▸ Requirement:
Identify the lines that include the word "content", then copy all of them.

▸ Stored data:
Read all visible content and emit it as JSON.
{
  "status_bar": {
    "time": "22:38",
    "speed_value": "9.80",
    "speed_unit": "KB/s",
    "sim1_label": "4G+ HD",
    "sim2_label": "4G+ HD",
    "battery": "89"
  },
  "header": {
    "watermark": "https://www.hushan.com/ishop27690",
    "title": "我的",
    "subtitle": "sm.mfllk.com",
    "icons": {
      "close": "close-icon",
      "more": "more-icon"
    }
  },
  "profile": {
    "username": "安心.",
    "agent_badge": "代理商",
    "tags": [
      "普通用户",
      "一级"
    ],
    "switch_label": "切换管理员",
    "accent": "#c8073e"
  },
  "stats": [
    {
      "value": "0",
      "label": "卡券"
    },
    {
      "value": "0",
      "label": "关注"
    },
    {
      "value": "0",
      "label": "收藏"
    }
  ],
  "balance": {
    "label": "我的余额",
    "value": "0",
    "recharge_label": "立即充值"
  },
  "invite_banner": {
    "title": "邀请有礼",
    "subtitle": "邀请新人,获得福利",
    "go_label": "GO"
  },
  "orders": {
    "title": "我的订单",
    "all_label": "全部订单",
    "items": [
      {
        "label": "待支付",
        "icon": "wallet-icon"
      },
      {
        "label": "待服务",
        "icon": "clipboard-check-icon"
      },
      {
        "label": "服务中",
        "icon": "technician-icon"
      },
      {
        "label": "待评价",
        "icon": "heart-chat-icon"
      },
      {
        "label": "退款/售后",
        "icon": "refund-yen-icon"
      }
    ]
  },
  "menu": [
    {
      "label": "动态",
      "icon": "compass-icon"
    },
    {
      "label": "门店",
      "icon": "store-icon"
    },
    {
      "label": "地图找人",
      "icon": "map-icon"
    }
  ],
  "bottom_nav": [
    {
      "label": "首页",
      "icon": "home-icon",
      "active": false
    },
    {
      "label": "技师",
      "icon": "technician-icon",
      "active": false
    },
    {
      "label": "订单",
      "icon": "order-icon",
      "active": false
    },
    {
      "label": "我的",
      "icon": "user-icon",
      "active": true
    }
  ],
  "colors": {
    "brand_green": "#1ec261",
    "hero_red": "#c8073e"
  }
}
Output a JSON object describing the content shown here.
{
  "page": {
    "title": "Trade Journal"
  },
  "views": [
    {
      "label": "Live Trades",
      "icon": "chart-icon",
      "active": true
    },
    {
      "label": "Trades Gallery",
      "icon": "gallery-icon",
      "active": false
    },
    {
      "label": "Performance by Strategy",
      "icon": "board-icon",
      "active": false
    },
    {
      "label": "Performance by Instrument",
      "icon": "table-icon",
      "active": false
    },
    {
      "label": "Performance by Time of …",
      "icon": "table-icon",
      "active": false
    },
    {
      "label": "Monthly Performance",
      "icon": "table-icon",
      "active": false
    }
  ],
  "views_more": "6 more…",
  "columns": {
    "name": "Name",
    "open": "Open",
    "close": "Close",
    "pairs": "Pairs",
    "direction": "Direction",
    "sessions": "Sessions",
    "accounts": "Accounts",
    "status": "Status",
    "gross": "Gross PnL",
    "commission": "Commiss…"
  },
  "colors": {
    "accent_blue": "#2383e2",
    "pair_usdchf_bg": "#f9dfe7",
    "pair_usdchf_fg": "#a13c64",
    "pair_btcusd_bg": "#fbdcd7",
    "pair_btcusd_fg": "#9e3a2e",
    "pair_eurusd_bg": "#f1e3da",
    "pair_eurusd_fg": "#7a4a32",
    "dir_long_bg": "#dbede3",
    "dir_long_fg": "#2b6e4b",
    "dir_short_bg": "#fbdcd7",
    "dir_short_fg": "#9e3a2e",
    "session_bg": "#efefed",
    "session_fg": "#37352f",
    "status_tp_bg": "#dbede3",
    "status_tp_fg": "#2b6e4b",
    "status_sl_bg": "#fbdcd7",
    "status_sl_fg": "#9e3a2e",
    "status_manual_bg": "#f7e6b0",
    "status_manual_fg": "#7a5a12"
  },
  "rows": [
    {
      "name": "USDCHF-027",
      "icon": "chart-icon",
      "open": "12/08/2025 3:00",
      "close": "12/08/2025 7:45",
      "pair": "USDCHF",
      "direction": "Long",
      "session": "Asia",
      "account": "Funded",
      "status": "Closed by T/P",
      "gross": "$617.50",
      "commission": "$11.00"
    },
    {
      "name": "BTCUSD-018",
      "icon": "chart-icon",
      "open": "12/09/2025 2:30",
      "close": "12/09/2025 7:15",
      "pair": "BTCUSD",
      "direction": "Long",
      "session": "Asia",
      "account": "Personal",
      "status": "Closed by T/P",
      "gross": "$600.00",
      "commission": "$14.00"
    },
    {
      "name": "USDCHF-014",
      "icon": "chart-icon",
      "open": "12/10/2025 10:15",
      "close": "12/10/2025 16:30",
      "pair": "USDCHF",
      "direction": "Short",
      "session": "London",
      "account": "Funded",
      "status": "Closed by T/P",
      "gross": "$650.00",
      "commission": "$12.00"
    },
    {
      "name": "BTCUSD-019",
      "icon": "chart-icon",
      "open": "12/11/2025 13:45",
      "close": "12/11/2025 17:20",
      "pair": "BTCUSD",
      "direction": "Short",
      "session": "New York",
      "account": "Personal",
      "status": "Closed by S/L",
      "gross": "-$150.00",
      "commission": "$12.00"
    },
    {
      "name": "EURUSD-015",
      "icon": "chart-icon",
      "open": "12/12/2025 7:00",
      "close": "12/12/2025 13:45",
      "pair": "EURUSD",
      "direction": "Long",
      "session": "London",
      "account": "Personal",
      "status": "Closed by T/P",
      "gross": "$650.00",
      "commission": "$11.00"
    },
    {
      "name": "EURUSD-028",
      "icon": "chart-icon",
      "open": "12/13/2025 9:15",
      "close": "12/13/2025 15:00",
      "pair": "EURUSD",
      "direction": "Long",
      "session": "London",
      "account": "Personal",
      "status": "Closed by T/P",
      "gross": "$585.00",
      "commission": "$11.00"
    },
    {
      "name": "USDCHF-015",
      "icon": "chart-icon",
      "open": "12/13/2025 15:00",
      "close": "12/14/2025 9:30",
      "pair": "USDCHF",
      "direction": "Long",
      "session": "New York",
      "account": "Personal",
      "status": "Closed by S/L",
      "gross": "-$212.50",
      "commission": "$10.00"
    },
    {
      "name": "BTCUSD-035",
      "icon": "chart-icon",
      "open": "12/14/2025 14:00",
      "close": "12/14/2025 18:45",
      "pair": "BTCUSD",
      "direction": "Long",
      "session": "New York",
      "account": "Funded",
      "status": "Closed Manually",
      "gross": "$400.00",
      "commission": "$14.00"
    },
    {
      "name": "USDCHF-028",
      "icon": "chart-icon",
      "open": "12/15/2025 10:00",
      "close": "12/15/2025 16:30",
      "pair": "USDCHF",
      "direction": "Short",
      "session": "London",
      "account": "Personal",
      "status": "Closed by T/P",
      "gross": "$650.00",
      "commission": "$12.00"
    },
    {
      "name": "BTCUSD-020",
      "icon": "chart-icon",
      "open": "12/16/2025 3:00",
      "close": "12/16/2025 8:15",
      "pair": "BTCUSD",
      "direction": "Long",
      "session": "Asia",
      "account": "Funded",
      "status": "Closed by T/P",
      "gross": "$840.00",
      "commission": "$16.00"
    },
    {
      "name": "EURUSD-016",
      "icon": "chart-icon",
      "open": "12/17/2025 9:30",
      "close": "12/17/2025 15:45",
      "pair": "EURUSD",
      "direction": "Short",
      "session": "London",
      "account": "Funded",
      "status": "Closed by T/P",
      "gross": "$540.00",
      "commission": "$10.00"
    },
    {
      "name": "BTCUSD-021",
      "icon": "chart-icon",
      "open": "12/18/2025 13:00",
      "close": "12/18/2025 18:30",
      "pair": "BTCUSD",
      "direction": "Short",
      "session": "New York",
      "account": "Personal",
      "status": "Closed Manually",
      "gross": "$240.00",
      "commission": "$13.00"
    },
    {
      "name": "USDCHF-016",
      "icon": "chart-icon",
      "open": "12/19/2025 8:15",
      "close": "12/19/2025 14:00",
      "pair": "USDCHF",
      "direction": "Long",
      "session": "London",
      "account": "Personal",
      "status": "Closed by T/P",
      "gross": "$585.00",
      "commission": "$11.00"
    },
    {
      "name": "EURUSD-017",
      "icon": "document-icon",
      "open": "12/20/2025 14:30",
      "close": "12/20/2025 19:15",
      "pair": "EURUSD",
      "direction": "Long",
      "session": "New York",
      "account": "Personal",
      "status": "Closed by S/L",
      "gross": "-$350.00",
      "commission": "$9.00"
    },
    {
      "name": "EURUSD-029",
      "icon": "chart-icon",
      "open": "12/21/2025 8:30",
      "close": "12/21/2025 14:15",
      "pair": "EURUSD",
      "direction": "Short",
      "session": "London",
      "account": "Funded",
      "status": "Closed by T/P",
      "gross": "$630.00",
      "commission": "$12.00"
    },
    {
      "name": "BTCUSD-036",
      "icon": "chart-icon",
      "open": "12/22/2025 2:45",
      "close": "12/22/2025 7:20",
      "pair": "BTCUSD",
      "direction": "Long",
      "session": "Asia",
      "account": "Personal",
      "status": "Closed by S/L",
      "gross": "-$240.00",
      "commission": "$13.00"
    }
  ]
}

▸ Completed exercise:
Read all visible content and emit it as JSON.
Output a JSON object describing the content shown here.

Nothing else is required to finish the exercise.